**Written exercise**
Copy out each line that has "title" in it.

**Data to use**
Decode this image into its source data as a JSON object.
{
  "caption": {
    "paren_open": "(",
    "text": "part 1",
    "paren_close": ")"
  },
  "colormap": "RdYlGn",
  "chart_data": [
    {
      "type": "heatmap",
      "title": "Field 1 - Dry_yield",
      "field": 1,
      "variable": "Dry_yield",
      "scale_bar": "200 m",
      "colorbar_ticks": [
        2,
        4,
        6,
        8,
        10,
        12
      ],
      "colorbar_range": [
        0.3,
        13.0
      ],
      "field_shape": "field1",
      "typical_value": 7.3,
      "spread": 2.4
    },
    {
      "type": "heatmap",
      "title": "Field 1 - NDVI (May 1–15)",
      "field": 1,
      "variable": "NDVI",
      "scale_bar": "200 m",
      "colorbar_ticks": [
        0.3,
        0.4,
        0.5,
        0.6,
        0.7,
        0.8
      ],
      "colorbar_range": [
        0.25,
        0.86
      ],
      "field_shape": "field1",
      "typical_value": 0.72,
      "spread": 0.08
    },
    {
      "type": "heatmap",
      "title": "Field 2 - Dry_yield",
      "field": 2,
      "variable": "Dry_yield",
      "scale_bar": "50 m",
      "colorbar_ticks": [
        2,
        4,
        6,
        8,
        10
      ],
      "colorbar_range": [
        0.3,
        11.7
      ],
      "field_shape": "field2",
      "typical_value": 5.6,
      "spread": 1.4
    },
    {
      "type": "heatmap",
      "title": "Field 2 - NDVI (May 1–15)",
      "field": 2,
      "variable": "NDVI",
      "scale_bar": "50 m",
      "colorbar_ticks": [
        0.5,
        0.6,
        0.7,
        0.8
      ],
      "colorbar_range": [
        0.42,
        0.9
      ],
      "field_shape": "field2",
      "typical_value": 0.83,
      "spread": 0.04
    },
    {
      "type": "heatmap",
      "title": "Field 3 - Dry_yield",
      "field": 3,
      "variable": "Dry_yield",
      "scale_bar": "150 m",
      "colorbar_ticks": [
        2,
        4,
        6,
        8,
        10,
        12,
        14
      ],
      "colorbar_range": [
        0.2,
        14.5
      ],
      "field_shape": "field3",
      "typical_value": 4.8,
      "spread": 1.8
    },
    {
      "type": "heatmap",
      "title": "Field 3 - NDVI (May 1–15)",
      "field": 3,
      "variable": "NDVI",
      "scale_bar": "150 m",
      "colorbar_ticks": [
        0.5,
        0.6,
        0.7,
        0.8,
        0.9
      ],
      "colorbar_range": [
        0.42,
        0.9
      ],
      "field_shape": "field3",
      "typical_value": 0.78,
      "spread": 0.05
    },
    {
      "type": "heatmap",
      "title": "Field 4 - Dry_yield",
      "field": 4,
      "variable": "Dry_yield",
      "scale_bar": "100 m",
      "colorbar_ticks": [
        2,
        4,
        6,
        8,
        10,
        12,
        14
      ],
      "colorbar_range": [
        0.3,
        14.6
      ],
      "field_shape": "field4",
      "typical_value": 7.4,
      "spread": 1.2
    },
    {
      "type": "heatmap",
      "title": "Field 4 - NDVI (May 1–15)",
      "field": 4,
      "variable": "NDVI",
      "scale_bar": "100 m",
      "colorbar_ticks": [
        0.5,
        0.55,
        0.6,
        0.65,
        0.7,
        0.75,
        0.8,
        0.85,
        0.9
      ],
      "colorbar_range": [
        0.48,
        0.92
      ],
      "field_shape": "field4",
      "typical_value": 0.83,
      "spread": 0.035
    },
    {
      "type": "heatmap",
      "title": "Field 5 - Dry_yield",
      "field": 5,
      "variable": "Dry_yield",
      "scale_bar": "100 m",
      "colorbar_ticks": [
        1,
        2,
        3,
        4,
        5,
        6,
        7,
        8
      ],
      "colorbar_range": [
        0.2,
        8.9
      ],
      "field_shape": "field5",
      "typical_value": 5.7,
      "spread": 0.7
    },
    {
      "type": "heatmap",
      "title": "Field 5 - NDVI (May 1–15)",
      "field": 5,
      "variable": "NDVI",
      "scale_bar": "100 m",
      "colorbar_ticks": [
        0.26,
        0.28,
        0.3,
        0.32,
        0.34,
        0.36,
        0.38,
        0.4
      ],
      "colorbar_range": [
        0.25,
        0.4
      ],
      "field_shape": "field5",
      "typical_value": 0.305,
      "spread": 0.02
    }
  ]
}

**Complete answer**
      "title": "Field 1 - Dry_yield",
      "title": "Field 1 - NDVI (May 1–15)",
      "title": "Field 2 - Dry_yield",
      "title": "Field 2 - NDVI (May 1–15)",
      "title": "Field 3 - Dry_yield",
      "title": "Field 3 - NDVI (May 1–15)",
      "title": "Field 4 - Dry_yield",
      "title": "Field 4 - NDVI (May 1–15)",
      "title": "Field 5 - Dry_yield",
      "title": "Field 5 - NDVI (May 1–15)",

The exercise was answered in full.